Each of the entries should be retyped precisely as it appears.

▼▼▼

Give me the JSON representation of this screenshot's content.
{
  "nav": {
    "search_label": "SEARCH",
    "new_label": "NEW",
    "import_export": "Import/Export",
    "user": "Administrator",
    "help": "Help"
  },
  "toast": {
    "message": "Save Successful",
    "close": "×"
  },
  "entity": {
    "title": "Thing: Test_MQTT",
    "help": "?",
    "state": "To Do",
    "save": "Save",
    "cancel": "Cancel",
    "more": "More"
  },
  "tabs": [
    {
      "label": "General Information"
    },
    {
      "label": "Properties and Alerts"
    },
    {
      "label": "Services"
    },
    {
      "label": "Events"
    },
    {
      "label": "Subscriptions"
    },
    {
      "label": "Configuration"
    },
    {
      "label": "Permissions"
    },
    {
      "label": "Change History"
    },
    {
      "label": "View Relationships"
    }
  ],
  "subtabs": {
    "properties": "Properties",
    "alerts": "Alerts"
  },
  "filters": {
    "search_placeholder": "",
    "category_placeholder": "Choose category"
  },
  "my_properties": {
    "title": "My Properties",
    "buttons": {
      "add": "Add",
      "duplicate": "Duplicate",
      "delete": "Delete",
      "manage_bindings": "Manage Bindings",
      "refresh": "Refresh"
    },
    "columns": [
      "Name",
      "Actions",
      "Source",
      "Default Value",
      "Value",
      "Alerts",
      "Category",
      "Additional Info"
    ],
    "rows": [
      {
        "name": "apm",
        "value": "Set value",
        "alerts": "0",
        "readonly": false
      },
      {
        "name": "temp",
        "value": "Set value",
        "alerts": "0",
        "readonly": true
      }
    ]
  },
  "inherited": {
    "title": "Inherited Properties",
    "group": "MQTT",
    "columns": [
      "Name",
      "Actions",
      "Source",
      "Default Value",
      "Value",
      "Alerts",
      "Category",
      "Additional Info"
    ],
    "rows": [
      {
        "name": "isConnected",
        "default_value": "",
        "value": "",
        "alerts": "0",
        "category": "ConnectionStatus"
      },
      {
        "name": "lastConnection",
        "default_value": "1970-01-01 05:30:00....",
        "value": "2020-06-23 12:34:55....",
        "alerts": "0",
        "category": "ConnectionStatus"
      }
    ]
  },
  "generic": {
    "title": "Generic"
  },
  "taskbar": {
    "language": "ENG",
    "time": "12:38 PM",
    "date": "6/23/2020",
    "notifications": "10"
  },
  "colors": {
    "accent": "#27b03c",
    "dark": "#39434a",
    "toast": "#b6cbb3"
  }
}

▲▲▲

The completed task:
Give me the JSON representation of this screenshot's content.
{
  "nav": {
    "search_label": "SEARCH",
    "new_label": "NEW",
    "import_export": "Import/Export",
    "user": "Administrator",
    "help": "Help"
  },
  "toast": {
    "message": "Save Successful",
    "close": "×"
  },
  "entity": {
    "title": "Thing: Test_MQTT",
    "help": "?",
    "state": "To Do",
    "save": "Save",
    "cancel": "Cancel",
    "more": "More"
  },
  "tabs": [
    {
      "label": "General Information"
    },
    {
      "label": "Properties and Alerts"
    },
    {
      "label": "Services"
    },
    {
      "label": "Events"
    },
    {
      "label": "Subscriptions"
    },
    {
      "label": "Configuration"
    },
    {
      "label": "Permissions"
    },
    {
      "label": "Change History"
    },
    {
      "label": "View Relationships"
    }
  ],
  "subtabs": {
    "properties": "Properties",
    "alerts": "Alerts"
  },
  "filters": {
    "search_placeholder": "",
    "category_placeholder": "Choose category"
  },
  "my_properties": {
    "title": "My Properties",
    "buttons": {
      "add": "Add",
      "duplicate": "Duplicate",
      "delete": "Delete",
      "manage_bindings": "Manage Bindings",
      "refresh": "Refresh"
    },
    "columns": [
      "Name",
      "Actions",
      "Source",
      "Default Value",
      "Value",
      "Alerts",
      "Category",
      "Additional Info"
    ],
    "rows": [
      {
        "name": "apm",
        "value": "Set value",
        "alerts": "0",
        "readonly": false
      },
      {
        "name": "temp",
        "value": "Set value",
        "alerts": "0",
        "readonly": true
      }
    ]
  },
  "inherited": {
    "title": "Inherited Properties",
    "group": "MQTT",
    "columns": [
      "Name",
      "Actions",
      "Source",
      "Default Value",
      "Value",
      "Alerts",
      "Category",
      "Additional Info"
    ],
    "rows": [
      {
        "name": "isConnected",
        "default_value": "",
        "value": "",
        "alerts": "0",
        "category": "ConnectionStatus"
      },
      {
        "name": "lastConnection",
        "default_value": "1970-01-01 05:30:00....",
        "value": "2020-06-23 12:34:55....",
        "alerts": "0",
        "category": "ConnectionStatus"
      }
    ]
  },
  "generic": {
    "title": "Generic"
  },
  "taskbar": {
    "language": "ENG",
    "time": "12:38 PM",
    "date": "6/23/2020",
    "notifications": "10"
  },
  "colors": {
    "accent": "#27b03c",
    "dark": "#39434a",
    "toast": "#b6cbb3"
  }
}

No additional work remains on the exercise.